Activity
Write out the entries exactly, leaving out every picture.

Data for review
[Start of section]

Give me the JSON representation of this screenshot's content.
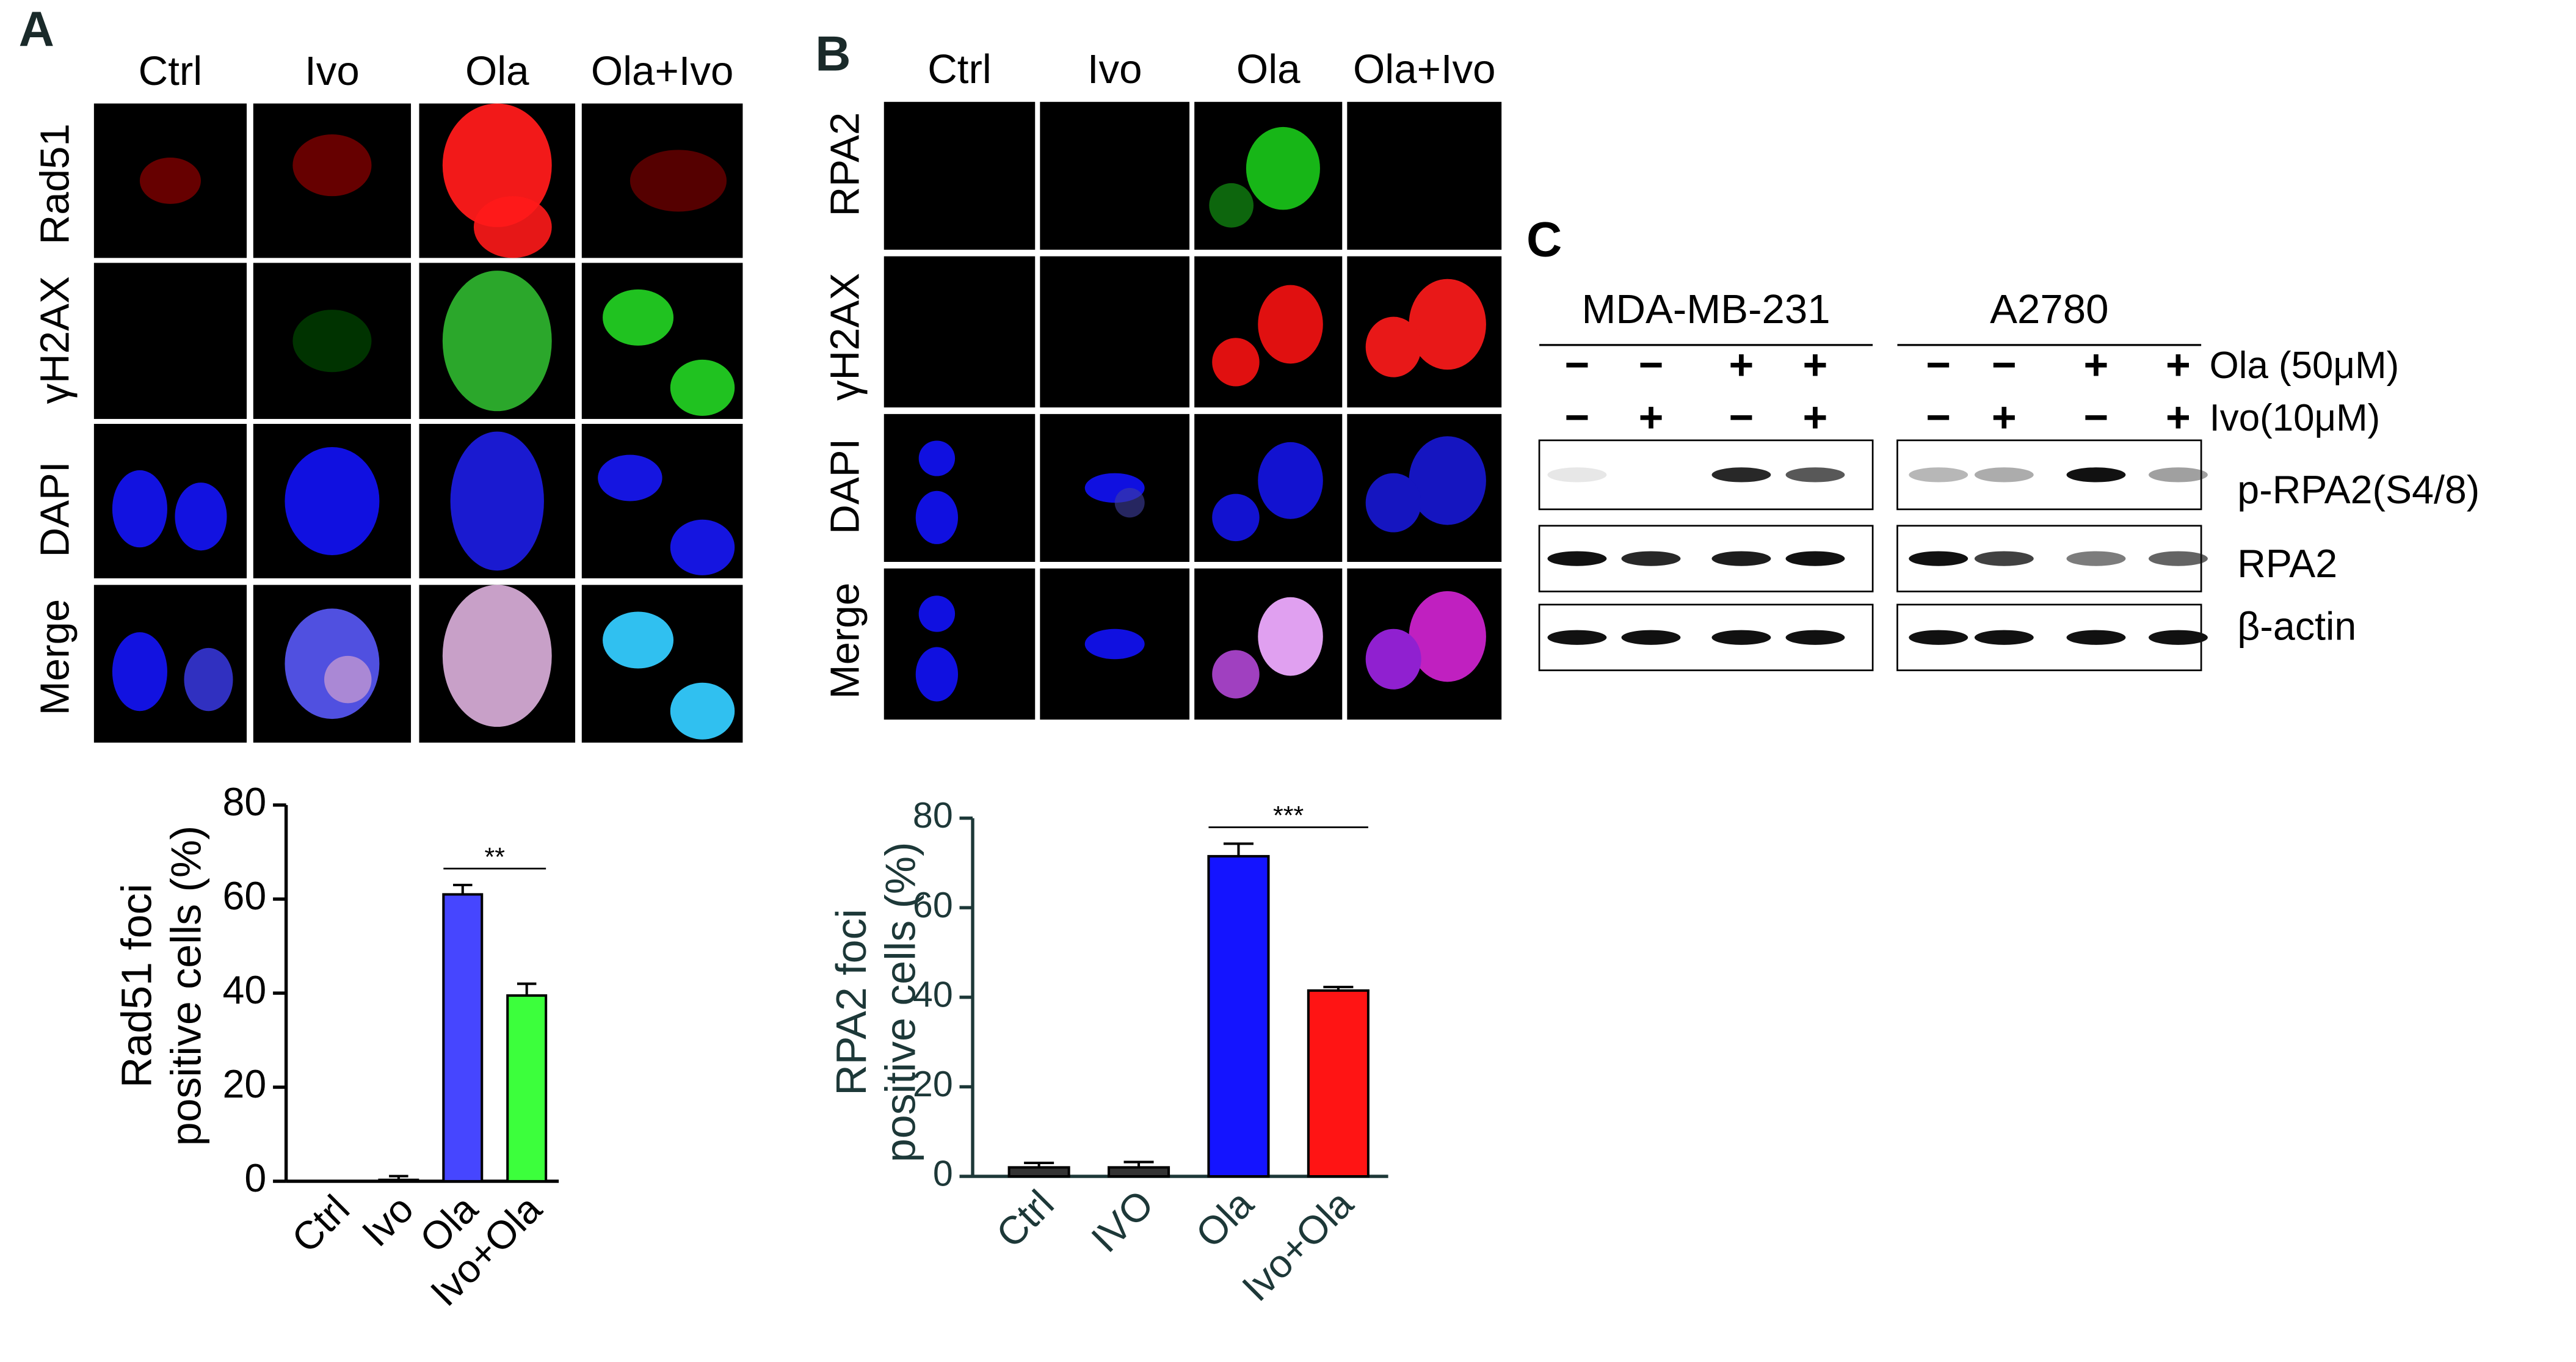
{
  "panel_a": {
    "label": "A",
    "columns": [
      "Ctrl",
      "Ivo",
      "Ola",
      "Ola+Ivo"
    ],
    "rows": [
      "Rad51",
      "γH2AX",
      "DAPI",
      "Merge"
    ]
  },
  "panel_b": {
    "label": "B",
    "columns": [
      "Ctrl",
      "Ivo",
      "Ola",
      "Ola+Ivo"
    ],
    "rows": [
      "RPA2",
      "γH2AX",
      "DAPI",
      "Merge"
    ]
  },
  "panel_c": {
    "label": "C",
    "cell_lines": [
      "MDA-MB-231",
      "A2780"
    ],
    "treatments": [
      {
        "name": "Ola (50μM)",
        "signs": [
          [
            "−",
            "−",
            "+",
            "+"
          ],
          [
            "−",
            "−",
            "+",
            "+"
          ]
        ]
      },
      {
        "name": "Ivo(10μM)",
        "signs": [
          [
            "−",
            "+",
            "−",
            "+"
          ],
          [
            "−",
            "+",
            "−",
            "+"
          ]
        ]
      }
    ],
    "blots": [
      "p-RPA2(S4/8)",
      "RPA2",
      "β-actin"
    ]
  },
  "chart_data": [
    {
      "type": "bar",
      "ylabel": [
        "Rad51 foci",
        "positive cells (%)"
      ],
      "categories": [
        "Ctrl",
        "Ivo",
        "Ola",
        "Ivo+Ola"
      ],
      "values": [
        0,
        0.3,
        61,
        39.5
      ],
      "errors": [
        0,
        0.8,
        2,
        2.5
      ],
      "colors": [
        "#000000",
        "#000000",
        "#4646ff",
        "#3cff3c"
      ],
      "ylim": [
        0,
        80
      ],
      "yticks": [
        0,
        20,
        40,
        60,
        80
      ],
      "significance": "**",
      "text_color": "#000000"
    },
    {
      "type": "bar",
      "ylabel": [
        "RPA2 foci",
        "positive cells (%)"
      ],
      "categories": [
        "Ctrl",
        "IVO",
        "Ola",
        "Ivo+Ola"
      ],
      "values": [
        2,
        2,
        71.5,
        41.5
      ],
      "errors": [
        1,
        1.2,
        2.8,
        0.8
      ],
      "colors": [
        "#333333",
        "#333333",
        "#1414ff",
        "#ff1414"
      ],
      "ylim": [
        0,
        80
      ],
      "yticks": [
        0,
        20,
        40,
        60,
        80
      ],
      "significance": "***",
      "text_color": "#1d3838"
    }
  ]
}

[End of section]

Answer to this problem
Give me the JSON representation of this screenshot's content.
{
  "panel_a": {
    "label": "A",
    "columns": [
      "Ctrl",
      "Ivo",
      "Ola",
      "Ola+Ivo"
    ],
    "rows": [
      "Rad51",
      "γH2AX",
      "DAPI",
      "Merge"
    ]
  },
  "panel_b": {
    "label": "B",
    "columns": [
      "Ctrl",
      "Ivo",
      "Ola",
      "Ola+Ivo"
    ],
    "rows": [
      "RPA2",
      "γH2AX",
      "DAPI",
      "Merge"
    ]
  },
  "panel_c": {
    "label": "C",
    "cell_lines": [
      "MDA-MB-231",
      "A2780"
    ],
    "treatments": [
      {
        "name": "Ola (50μM)",
        "signs": [
          [
            "−",
            "−",
            "+",
            "+"
          ],
          [
            "−",
            "−",
            "+",
            "+"
          ]
        ]
      },
      {
        "name": "Ivo(10μM)",
        "signs": [
          [
            "−",
            "+",
            "−",
            "+"
          ],
          [
            "−",
            "+",
            "−",
            "+"
          ]
        ]
      }
    ],
    "blots": [
      "p-RPA2(S4/8)",
      "RPA2",
      "β-actin"
    ]
  },
  "chart_data": [
    {
      "type": "bar",
      "ylabel": [
        "Rad51 foci",
        "positive cells (%)"
      ],
      "categories": [
        "Ctrl",
        "Ivo",
        "Ola",
        "Ivo+Ola"
      ],
      "values": [
        0,
        0.3,
        61,
        39.5
      ],
      "errors": [
        0,
        0.8,
        2,
        2.5
      ],
      "colors": [
        "#000000",
        "#000000",
        "#4646ff",
        "#3cff3c"
      ],
      "ylim": [
        0,
        80
      ],
      "yticks": [
        0,
        20,
        40,
        60,
        80
      ],
      "significance": "**",
      "text_color": "#000000"
    },
    {
      "type": "bar",
      "ylabel": [
        "RPA2 foci",
        "positive cells (%)"
      ],
      "categories": [
        "Ctrl",
        "IVO",
        "Ola",
        "Ivo+Ola"
      ],
      "values": [
        2,
        2,
        71.5,
        41.5
      ],
      "errors": [
        1,
        1.2,
        2.8,
        0.8
      ],
      "colors": [
        "#333333",
        "#333333",
        "#1414ff",
        "#ff1414"
      ],
      "ylim": [
        0,
        80
      ],
      "yticks": [
        0,
        20,
        40,
        60,
        80
      ],
      "significance": "***",
      "text_color": "#1d3838"
    }
  ]
}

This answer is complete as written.